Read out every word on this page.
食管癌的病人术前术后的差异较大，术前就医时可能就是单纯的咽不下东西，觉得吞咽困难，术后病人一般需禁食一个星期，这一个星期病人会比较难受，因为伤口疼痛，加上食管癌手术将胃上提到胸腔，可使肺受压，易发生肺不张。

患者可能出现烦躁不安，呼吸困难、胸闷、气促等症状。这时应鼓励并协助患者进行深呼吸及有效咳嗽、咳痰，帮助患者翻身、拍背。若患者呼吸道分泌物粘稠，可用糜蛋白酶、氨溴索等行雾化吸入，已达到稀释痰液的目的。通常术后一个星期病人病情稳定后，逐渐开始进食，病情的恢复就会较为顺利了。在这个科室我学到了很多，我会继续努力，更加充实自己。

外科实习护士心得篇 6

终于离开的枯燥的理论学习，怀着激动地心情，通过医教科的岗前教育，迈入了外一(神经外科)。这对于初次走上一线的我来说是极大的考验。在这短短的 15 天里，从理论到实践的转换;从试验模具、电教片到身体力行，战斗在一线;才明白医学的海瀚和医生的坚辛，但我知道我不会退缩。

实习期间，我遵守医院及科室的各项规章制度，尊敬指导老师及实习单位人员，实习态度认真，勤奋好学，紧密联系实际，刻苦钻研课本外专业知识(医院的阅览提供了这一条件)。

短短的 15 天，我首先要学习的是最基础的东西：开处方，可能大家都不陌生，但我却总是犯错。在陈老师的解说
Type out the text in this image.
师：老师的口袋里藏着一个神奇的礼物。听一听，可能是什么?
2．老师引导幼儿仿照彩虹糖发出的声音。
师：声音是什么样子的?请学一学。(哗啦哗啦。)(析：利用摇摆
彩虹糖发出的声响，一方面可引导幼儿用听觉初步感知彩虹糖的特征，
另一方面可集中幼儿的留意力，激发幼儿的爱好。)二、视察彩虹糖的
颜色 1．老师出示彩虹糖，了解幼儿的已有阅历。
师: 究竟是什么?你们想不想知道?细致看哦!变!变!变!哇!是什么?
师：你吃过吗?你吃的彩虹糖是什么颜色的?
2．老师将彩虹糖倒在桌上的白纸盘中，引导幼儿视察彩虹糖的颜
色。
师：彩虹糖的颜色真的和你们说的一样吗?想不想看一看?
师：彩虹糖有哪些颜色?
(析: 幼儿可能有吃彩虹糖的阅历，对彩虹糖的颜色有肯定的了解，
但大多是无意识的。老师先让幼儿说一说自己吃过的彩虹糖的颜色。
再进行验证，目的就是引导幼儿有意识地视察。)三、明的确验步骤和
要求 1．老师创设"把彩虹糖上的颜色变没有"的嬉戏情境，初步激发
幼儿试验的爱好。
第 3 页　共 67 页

REQUIRED TASK
Copy every line of the data that holds the string "this".

TASK OUTPUT
Read out every word on this page.
Type out the text in this image.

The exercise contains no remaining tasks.